**Given entries**:
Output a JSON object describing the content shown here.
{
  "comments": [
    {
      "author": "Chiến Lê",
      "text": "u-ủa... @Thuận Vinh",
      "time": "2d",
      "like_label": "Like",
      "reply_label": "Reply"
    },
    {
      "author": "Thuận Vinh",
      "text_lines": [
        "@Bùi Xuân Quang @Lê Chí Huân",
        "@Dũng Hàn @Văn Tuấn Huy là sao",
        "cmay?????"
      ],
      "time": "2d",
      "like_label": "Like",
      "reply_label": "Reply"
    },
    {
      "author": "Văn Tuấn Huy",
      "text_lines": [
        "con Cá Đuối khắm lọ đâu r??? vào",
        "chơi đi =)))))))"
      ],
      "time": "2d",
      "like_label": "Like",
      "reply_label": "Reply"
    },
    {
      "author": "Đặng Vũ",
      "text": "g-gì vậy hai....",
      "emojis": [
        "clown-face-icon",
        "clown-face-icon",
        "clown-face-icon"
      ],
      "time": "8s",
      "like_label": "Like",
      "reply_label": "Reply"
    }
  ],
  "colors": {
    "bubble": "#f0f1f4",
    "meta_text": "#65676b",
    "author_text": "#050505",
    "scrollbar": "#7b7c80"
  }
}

**Exercise details**: Copy each line holding the word "Tuấn" from the listing above.

**Problem solution**:
        "@Dũng Hàn @Văn Tuấn Huy là sao",
      "author": "Văn Tuấn Huy",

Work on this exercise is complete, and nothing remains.